■ PROBLEM STATEMENT: Repeat each entry as written and leave the images out of the copy.

■ RECORDED INFORMATION:
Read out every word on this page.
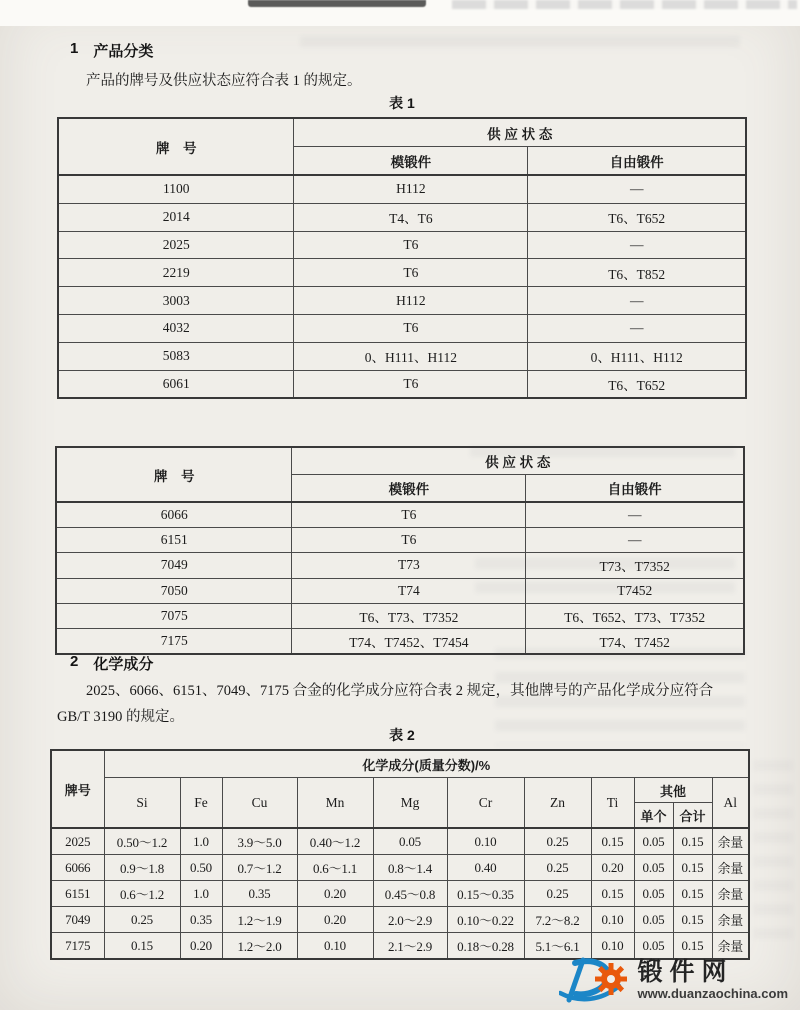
1 产品分类

产品的牌号及供应状态应符合表 1 的规定。

表 1
牌　号	供 应 状 态	
	模锻件	自由锻件
1100	H112	—
2014	T4、T6	T6、T652
2025	T6	—
2219	T6	T6、T852
3003	H112	—
4032	T6	—
5083	0、H111、H112	0、H111、H112
6061	T6	T6、T652
牌　号	供 应 状 态	
	模锻件	自由锻件
6066	T6	—
6151	T6	—
7049	T73	T73、T7352
7050	T74	T7452
7075	T6、T73、T7352	T6、T652、T73、T7352
7175	T74、T7452、T7454	T74、T7452
2 化学成分

2025、6066、6151、7049、7175 合金的化学成分应符合表 2 规定，其他牌号的产品化学成分应符合 GB/T 3190 的规定。

表 2
牌号	化学成分(质量分数)/%										
	Si	Fe	Cu	Mn	Mg	Cr	Zn	Ti	其他		Al
									单个	合计	
2025	0.50～1.2	1.0	3.9～5.0	0.40～1.2	0.05	0.10	0.25	0.15	0.05	0.15	余量
6066	0.9～1.8	0.50	0.7～1.2	0.6～1.1	0.8～1.4	0.40	0.25	0.20	0.05	0.15	余量
6151	0.6～1.2	1.0	0.35	0.20	0.45～0.8	0.15～0.35	0.25	0.15	0.05	0.15	余量
7049	0.25	0.35	1.2～1.9	0.20	2.0～2.9	0.10～0.22	7.2～8.2	0.10	0.05	0.15	余量
7175	0.15	0.20	1.2～2.0	0.10	2.1～2.9	0.18～0.28	5.1～6.1	0.10	0.05	0.15	余量
锻件网
www.duanzaochina.com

■ RESULT BELOW:
Read out every word on this page.
1 产品分类

产品的牌号及供应状态应符合表 1 的规定。

表 1
牌　号	供 应 状 态	
	模锻件	自由锻件
1100	H112	—
2014	T4、T6	T6、T652
2025	T6	—
2219	T6	T6、T852
3003	H112	—
4032	T6	—
5083	0、H111、H112	0、H111、H112
6061	T6	T6、T652
牌　号	供 应 状 态	
	模锻件	自由锻件
6066	T6	—
6151	T6	—
7049	T73	T73、T7352
7050	T74	T7452
7075	T6、T73、T7352	T6、T652、T73、T7352
7175	T74、T7452、T7454	T74、T7452
2 化学成分

2025、6066、6151、7049、7175 合金的化学成分应符合表 2 规定，其他牌号的产品化学成分应符合 GB/T 3190 的规定。

表 2
牌号	化学成分(质量分数)/%										
	Si	Fe	Cu	Mn	Mg	Cr	Zn	Ti	其他		Al
									单个	合计	
2025	0.50～1.2	1.0	3.9～5.0	0.40～1.2	0.05	0.10	0.25	0.15	0.05	0.15	余量
6066	0.9～1.8	0.50	0.7～1.2	0.6～1.1	0.8～1.4	0.40	0.25	0.20	0.05	0.15	余量
6151	0.6～1.2	1.0	0.35	0.20	0.45～0.8	0.15～0.35	0.25	0.15	0.05	0.15	余量
7049	0.25	0.35	1.2～1.9	0.20	2.0～2.9	0.10～0.22	7.2～8.2	0.10	0.05	0.15	余量
7175	0.15	0.20	1.2～2.0	0.10	2.1～2.9	0.18～0.28	5.1～6.1	0.10	0.05	0.15	余量
锻件网
www.duanzaochina.com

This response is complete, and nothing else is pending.